:: EXTRACTED ENTRIES

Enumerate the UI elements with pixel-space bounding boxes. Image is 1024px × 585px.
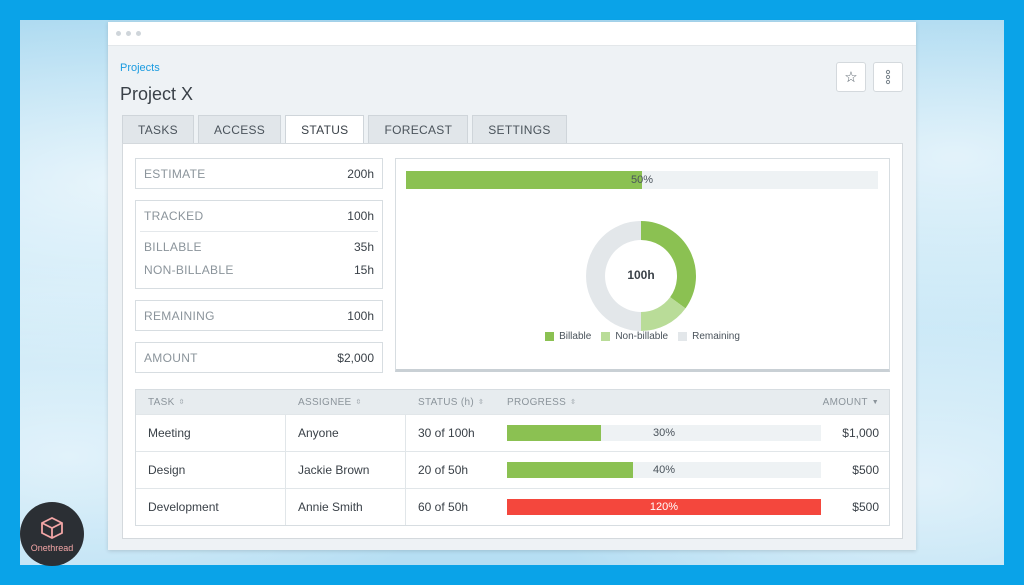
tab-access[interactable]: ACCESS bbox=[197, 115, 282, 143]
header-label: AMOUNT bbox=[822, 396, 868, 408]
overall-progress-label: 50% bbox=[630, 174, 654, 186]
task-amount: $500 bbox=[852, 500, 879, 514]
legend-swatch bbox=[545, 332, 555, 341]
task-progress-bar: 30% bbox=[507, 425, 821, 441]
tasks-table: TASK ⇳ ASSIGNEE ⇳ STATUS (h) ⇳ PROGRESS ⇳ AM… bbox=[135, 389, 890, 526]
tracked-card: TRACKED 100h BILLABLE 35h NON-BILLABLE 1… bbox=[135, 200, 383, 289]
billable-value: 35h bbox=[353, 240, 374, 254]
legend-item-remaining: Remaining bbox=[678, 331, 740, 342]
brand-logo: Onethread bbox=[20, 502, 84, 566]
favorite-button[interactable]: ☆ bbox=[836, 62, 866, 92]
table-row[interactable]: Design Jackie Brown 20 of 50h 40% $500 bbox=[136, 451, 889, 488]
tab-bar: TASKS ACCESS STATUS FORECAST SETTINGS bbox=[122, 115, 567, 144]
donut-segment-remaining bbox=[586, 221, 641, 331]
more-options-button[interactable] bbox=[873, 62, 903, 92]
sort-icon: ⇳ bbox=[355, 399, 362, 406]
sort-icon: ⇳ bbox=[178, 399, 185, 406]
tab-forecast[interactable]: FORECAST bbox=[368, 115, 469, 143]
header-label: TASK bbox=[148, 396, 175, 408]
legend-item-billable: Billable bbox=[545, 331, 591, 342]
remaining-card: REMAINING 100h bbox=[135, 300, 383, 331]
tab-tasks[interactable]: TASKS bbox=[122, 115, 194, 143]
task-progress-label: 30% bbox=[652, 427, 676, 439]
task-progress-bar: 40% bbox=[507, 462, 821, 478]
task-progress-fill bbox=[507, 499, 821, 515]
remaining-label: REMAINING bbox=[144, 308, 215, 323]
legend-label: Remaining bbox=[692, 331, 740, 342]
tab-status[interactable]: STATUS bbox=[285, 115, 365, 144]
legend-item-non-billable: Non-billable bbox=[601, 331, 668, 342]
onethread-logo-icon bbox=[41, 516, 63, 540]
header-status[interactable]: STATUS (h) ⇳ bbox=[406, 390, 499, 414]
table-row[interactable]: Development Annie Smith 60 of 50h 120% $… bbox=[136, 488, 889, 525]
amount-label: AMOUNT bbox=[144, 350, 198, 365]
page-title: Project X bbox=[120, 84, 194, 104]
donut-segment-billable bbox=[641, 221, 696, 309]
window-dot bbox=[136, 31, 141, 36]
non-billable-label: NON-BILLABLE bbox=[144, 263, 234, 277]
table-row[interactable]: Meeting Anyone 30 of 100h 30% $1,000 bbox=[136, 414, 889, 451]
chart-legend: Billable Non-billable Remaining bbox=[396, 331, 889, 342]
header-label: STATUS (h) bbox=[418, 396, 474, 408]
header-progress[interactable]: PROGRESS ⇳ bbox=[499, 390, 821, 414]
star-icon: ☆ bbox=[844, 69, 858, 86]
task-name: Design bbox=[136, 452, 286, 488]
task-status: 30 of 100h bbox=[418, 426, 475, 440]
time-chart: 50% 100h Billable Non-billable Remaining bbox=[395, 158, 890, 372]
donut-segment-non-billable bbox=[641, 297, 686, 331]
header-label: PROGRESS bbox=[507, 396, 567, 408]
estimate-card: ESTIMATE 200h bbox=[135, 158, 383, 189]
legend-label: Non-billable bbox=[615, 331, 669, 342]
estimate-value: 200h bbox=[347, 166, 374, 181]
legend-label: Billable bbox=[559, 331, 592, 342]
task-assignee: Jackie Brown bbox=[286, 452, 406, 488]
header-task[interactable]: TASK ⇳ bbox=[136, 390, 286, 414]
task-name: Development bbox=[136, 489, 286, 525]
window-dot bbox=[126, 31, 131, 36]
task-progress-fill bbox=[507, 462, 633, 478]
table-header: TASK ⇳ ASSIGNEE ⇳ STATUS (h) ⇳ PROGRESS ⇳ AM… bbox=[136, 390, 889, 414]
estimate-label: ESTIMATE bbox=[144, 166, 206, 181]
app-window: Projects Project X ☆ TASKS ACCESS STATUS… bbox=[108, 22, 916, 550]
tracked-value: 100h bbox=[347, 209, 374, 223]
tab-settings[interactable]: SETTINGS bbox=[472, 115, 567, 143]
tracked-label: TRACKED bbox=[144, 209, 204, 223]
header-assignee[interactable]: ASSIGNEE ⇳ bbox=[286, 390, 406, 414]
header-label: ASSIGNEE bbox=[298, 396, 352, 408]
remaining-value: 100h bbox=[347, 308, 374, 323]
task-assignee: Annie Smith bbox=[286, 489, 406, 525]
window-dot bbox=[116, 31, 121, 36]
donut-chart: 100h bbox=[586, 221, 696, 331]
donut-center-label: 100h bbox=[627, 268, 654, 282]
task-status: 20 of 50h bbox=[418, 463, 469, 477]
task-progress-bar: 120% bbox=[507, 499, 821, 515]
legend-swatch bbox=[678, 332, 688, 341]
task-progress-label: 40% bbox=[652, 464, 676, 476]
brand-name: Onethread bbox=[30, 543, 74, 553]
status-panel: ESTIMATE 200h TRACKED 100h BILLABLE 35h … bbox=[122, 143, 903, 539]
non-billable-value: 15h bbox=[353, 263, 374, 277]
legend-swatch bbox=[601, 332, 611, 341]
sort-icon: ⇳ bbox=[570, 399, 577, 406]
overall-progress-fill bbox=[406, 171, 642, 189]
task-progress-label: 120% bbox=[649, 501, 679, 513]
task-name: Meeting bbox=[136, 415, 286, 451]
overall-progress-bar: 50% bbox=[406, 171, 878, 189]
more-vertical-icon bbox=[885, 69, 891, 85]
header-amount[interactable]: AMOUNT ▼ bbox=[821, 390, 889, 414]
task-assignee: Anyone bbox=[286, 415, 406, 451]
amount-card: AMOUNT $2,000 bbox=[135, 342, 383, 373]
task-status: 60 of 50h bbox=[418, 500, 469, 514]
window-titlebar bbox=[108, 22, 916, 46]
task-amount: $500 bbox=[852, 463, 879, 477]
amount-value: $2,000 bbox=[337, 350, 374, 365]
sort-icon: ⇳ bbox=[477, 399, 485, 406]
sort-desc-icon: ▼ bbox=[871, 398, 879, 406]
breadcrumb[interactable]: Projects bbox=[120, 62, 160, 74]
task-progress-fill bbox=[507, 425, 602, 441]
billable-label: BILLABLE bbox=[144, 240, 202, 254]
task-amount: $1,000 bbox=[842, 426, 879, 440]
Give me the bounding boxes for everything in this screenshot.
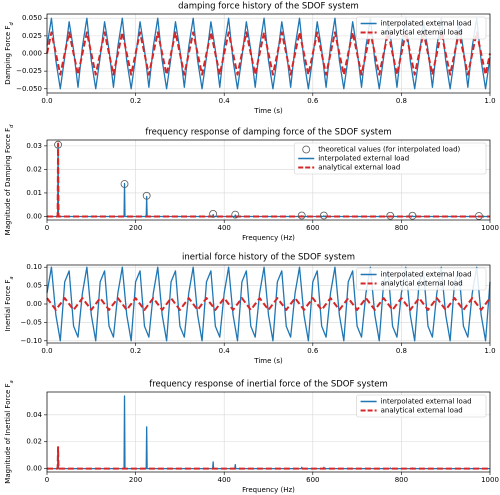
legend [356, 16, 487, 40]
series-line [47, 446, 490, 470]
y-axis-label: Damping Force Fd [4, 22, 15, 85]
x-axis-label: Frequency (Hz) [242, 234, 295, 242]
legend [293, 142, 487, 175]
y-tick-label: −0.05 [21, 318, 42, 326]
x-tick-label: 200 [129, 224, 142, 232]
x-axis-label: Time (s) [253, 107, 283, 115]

::::

TASK STATEMENT:
Can you print all of the lines above word for word, without the pictures?

RESULT OF THE EXERCISE:
Enumerate the UI elements with pixel-space bounding boxes. Image is 1024px × 585px.
tab-access[interactable]: ACCESS bbox=[197, 115, 282, 143]
header-label: AMOUNT bbox=[822, 396, 868, 408]
overall-progress-label: 50% bbox=[630, 174, 654, 186]
task-amount: $500 bbox=[852, 500, 879, 514]
legend-swatch bbox=[545, 332, 555, 341]
task-progress-bar: 30% bbox=[507, 425, 821, 441]
tasks-table: TASK ⇳ ASSIGNEE ⇳ STATUS (h) ⇳ PROGRESS ⇳ AM… bbox=[135, 389, 890, 526]
tracked-card: TRACKED 100h BILLABLE 35h NON-BILLABLE 1… bbox=[135, 200, 383, 289]
billable-value: 35h bbox=[353, 240, 374, 254]
legend-item-remaining: Remaining bbox=[678, 331, 740, 342]
brand-logo: Onethread bbox=[20, 502, 84, 566]
favorite-button[interactable]: ☆ bbox=[836, 62, 866, 92]
table-row[interactable]: Design Jackie Brown 20 of 50h 40% $500 bbox=[136, 451, 889, 488]
tab-bar: TASKS ACCESS STATUS FORECAST SETTINGS bbox=[122, 115, 567, 144]
donut-segment-remaining bbox=[586, 221, 641, 331]
more-options-button[interactable] bbox=[873, 62, 903, 92]
sort-icon: ⇳ bbox=[355, 399, 362, 406]
sort-icon: ⇳ bbox=[178, 399, 185, 406]
tab-forecast[interactable]: FORECAST bbox=[368, 115, 469, 143]
header-label: TASK bbox=[148, 396, 175, 408]
legend-item-billable: Billable bbox=[545, 331, 591, 342]
remaining-card: REMAINING 100h bbox=[135, 300, 383, 331]
tab-tasks[interactable]: TASKS bbox=[122, 115, 194, 143]
task-progress-label: 30% bbox=[652, 427, 676, 439]
task-progress-bar: 40% bbox=[507, 462, 821, 478]
task-progress-fill bbox=[507, 499, 821, 515]
remaining-label: REMAINING bbox=[144, 308, 215, 323]
legend-label: Remaining bbox=[692, 331, 740, 342]
tab-status[interactable]: STATUS bbox=[285, 115, 365, 144]
legend-item-non-billable: Non-billable bbox=[601, 331, 668, 342]
onethread-logo-icon bbox=[41, 516, 63, 540]
header-status[interactable]: STATUS (h) ⇳ bbox=[406, 390, 499, 414]
table-row[interactable]: Development Annie Smith 60 of 50h 120% $… bbox=[136, 488, 889, 525]
amount-label: AMOUNT bbox=[144, 350, 198, 365]
page-title: Project X bbox=[120, 84, 194, 104]
donut-segment-billable bbox=[641, 221, 696, 309]
window-dot bbox=[136, 31, 141, 36]
non-billable-label: NON-BILLABLE bbox=[144, 263, 234, 277]
table-row[interactable]: Meeting Anyone 30 of 100h 30% $1,000 bbox=[136, 414, 889, 451]
chart-legend: Billable Non-billable Remaining bbox=[396, 331, 889, 342]
header-label: STATUS (h) bbox=[418, 396, 474, 408]
header-progress[interactable]: PROGRESS ⇳ bbox=[499, 390, 821, 414]
star-icon: ☆ bbox=[844, 69, 858, 86]
task-name: Design bbox=[136, 452, 286, 488]
task-status: 30 of 100h bbox=[418, 426, 475, 440]
time-chart: 50% 100h Billable Non-billable Remaining bbox=[395, 158, 890, 372]
donut-segment-non-billable bbox=[641, 297, 686, 331]
header-label: PROGRESS bbox=[507, 396, 567, 408]
estimate-card: ESTIMATE 200h bbox=[135, 158, 383, 189]
legend-label: Non-billable bbox=[615, 331, 669, 342]
estimate-value: 200h bbox=[347, 166, 374, 181]
legend-label: Billable bbox=[559, 331, 592, 342]
task-assignee: Jackie Brown bbox=[286, 452, 406, 488]
header-task[interactable]: TASK ⇳ bbox=[136, 390, 286, 414]
task-name: Development bbox=[136, 489, 286, 525]
window-dot bbox=[126, 31, 131, 36]
task-progress-fill bbox=[507, 462, 633, 478]
table-header: TASK ⇳ ASSIGNEE ⇳ STATUS (h) ⇳ PROGRESS ⇳ AM… bbox=[136, 390, 889, 414]
estimate-label: ESTIMATE bbox=[144, 166, 206, 181]
app-window: Projects Project X ☆ TASKS ACCESS STATUS… bbox=[108, 22, 916, 550]
tracked-value: 100h bbox=[347, 209, 374, 223]
tab-settings[interactable]: SETTINGS bbox=[472, 115, 567, 143]
tracked-label: TRACKED bbox=[144, 209, 204, 223]
header-assignee[interactable]: ASSIGNEE ⇳ bbox=[286, 390, 406, 414]
header-label: ASSIGNEE bbox=[298, 396, 352, 408]
remaining-value: 100h bbox=[347, 308, 374, 323]
task-assignee: Annie Smith bbox=[286, 489, 406, 525]
window-dot bbox=[116, 31, 121, 36]
donut-chart: 100h bbox=[586, 221, 696, 331]
donut-center-label: 100h bbox=[627, 268, 654, 282]
task-status: 20 of 50h bbox=[418, 463, 469, 477]
task-progress-bar: 120% bbox=[507, 499, 821, 515]
legend-swatch bbox=[678, 332, 688, 341]
task-progress-label: 40% bbox=[652, 464, 676, 476]
brand-name: Onethread bbox=[30, 543, 74, 553]
status-panel: ESTIMATE 200h TRACKED 100h BILLABLE 35h … bbox=[122, 143, 903, 539]
non-billable-value: 15h bbox=[353, 263, 374, 277]
legend-swatch bbox=[601, 332, 611, 341]
sort-icon: ⇳ bbox=[570, 399, 577, 406]
overall-progress-fill bbox=[406, 171, 642, 189]
task-progress-label: 120% bbox=[649, 501, 679, 513]
task-name: Meeting bbox=[136, 415, 286, 451]
overall-progress-bar: 50% bbox=[406, 171, 878, 189]
more-vertical-icon bbox=[885, 69, 891, 85]
header-amount[interactable]: AMOUNT ▼ bbox=[821, 390, 889, 414]
task-assignee: Anyone bbox=[286, 415, 406, 451]
amount-card: AMOUNT $2,000 bbox=[135, 342, 383, 373]
task-status: 60 of 50h bbox=[418, 500, 469, 514]
window-titlebar bbox=[108, 22, 916, 46]
task-amount: $500 bbox=[852, 463, 879, 477]
amount-value: $2,000 bbox=[337, 350, 374, 365]
sort-icon: ⇳ bbox=[477, 399, 485, 406]
sort-desc-icon: ▼ bbox=[871, 398, 879, 406]
breadcrumb[interactable]: Projects bbox=[120, 62, 160, 74]
task-progress-fill bbox=[507, 425, 602, 441]
billable-label: BILLABLE bbox=[144, 240, 202, 254]
task-amount: $1,000 bbox=[842, 426, 879, 440]
Give me the bounding boxes for everything in this screenshot.
legend [356, 16, 487, 40]
series-line [47, 446, 490, 470]
y-axis-label: Damping Force Fd [4, 22, 15, 85]
x-axis-label: Frequency (Hz) [242, 234, 295, 242]
legend [293, 142, 487, 175]
y-tick-label: −0.05 [21, 318, 42, 326]
x-tick-label: 200 [129, 224, 142, 232]
x-axis-label: Time (s) [253, 107, 283, 115]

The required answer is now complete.